Data =
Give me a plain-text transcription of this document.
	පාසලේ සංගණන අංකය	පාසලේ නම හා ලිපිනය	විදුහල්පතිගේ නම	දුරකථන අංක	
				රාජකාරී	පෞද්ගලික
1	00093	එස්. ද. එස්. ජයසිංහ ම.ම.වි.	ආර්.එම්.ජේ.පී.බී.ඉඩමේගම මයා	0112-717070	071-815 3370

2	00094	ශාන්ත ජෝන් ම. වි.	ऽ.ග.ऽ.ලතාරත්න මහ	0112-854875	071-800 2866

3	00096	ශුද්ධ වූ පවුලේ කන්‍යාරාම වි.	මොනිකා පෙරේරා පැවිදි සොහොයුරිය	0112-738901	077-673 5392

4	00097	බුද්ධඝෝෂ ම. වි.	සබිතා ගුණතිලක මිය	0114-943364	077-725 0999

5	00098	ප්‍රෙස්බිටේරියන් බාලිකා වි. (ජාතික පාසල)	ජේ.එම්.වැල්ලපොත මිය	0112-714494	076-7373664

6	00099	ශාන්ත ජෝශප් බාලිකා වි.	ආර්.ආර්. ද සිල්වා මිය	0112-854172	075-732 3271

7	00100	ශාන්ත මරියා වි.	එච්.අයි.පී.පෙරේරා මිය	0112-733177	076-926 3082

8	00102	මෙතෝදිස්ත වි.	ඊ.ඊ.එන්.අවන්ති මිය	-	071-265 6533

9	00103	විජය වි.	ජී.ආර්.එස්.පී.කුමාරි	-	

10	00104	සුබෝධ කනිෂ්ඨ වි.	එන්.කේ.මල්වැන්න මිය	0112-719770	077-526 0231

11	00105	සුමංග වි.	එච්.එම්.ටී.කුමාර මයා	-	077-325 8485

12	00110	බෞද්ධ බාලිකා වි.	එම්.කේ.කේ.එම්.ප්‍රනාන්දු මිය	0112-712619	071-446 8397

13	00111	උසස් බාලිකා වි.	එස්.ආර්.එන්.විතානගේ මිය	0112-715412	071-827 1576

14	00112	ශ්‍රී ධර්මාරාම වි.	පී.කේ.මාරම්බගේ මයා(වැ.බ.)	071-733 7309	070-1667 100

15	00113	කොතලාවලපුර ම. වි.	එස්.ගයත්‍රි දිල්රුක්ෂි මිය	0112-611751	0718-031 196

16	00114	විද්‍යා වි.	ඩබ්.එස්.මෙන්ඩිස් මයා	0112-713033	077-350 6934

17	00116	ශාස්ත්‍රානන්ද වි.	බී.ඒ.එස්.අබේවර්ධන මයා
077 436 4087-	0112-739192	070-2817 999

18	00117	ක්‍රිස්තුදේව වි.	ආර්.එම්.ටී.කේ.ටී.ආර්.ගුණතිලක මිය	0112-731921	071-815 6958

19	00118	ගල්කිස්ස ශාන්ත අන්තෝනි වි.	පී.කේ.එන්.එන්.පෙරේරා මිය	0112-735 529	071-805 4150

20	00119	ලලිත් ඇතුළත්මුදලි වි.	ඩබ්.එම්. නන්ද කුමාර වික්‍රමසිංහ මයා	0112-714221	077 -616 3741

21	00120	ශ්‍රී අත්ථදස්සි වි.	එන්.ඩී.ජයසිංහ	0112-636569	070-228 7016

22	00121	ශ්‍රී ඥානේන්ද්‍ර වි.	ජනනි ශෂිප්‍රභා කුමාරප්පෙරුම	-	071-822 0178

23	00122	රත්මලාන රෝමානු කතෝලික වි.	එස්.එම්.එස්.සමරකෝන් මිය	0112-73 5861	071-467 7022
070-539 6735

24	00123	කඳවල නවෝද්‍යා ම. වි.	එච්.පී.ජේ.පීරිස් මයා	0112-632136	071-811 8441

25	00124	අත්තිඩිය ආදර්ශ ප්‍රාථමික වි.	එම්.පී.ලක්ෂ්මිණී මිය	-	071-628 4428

Your objective =
Retype the entries exactly, including every line.

Exercise response =
Give me a plain-text transcription of this document.
	පාසලේ සංගණන අංකය	පාසලේ නම හා ලිපිනය	විදුහල්පතිගේ නම	දුරකථන අංක	
				රාජකාරී	පෞද්ගලික
1	00093	එස්. ද. එස්. ජයසිංහ ම.ම.වි.	ආර්.එම්.ජේ.පී.බී.ඉඩමේගම මයා	0112-717070	071-815 3370

2	00094	ශාන්ත ජෝන් ම. වි.	ऽ.ග.ऽ.ලතාරත්න මහ	0112-854875	071-800 2866

3	00096	ශුද්ධ වූ පවුලේ කන්‍යාරාම වි.	මොනිකා පෙරේරා පැවිදි සොහොයුරිය	0112-738901	077-673 5392

4	00097	බුද්ධඝෝෂ ම. වි.	සබිතා ගුණතිලක මිය	0114-943364	077-725 0999

5	00098	ප්‍රෙස්බිටේරියන් බාලිකා වි. (ජාතික පාසල)	ජේ.එම්.වැල්ලපොත මිය	0112-714494	076-7373664

6	00099	ශාන්ත ජෝශප් බාලිකා වි.	ආර්.ආර්. ද සිල්වා මිය	0112-854172	075-732 3271

7	00100	ශාන්ත මරියා වි.	එච්.අයි.පී.පෙරේරා මිය	0112-733177	076-926 3082

8	00102	මෙතෝදිස්ත වි.	ඊ.ඊ.එන්.අවන්ති මිය	-	071-265 6533

9	00103	විජය වි.	ජී.ආර්.එස්.පී.කුමාරි	-	

10	00104	සුබෝධ කනිෂ්ඨ වි.	එන්.කේ.මල්වැන්න මිය	0112-719770	077-526 0231

11	00105	සුමංග වි.	එච්.එම්.ටී.කුමාර මයා	-	077-325 8485

12	00110	බෞද්ධ බාලිකා වි.	එම්.කේ.කේ.එම්.ප්‍රනාන්දු මිය	0112-712619	071-446 8397

13	00111	උසස් බාලිකා වි.	එස්.ආර්.එන්.විතානගේ මිය	0112-715412	071-827 1576

14	00112	ශ්‍රී ධර්මාරාම වි.	පී.කේ.මාරම්බගේ මයා(වැ.බ.)	071-733 7309	070-1667 100

15	00113	කොතලාවලපුර ම. වි.	එස්.ගයත්‍රි දිල්රුක්ෂි මිය	0112-611751	0718-031 196

16	00114	විද්‍යා වි.	ඩබ්.එස්.මෙන්ඩිස් මයා	0112-713033	077-350 6934

17	00116	ශාස්ත්‍රානන්ද වි.	බී.ඒ.එස්.අබේවර්ධන මයා
077 436 4087-	0112-739192	070-2817 999

18	00117	ක්‍රිස්තුදේව වි.	ආර්.එම්.ටී.කේ.ටී.ආර්.ගුණතිලක මිය	0112-731921	071-815 6958

19	00118	ගල්කිස්ස ශාන්ත අන්තෝනි වි.	පී.කේ.එන්.එන්.පෙරේරා මිය	0112-735 529	071-805 4150

20	00119	ලලිත් ඇතුළත්මුදලි වි.	ඩබ්.එම්. නන්ද කුමාර වික්‍රමසිංහ මයා	0112-714221	077 -616 3741

21	00120	ශ්‍රී අත්ථදස්සි වි.	එන්.ඩී.ජයසිංහ	0112-636569	070-228 7016

22	00121	ශ්‍රී ඥානේන්ද්‍ර වි.	ජනනි ශෂිප්‍රභා කුමාරප්පෙරුම	-	071-822 0178

23	00122	රත්මලාන රෝමානු කතෝලික වි.	එස්.එම්.එස්.සමරකෝන් මිය	0112-73 5861	071-467 7022
070-539 6735

24	00123	කඳවල නවෝද්‍යා ම. වි.	එච්.පී.ජේ.පීරිස් මයා	0112-632136	071-811 8441

25	00124	අත්තිඩිය ආදර්ශ ප්‍රාථමික වි.	එම්.පී.ලක්ෂ්මිණී මිය	-	071-628 4428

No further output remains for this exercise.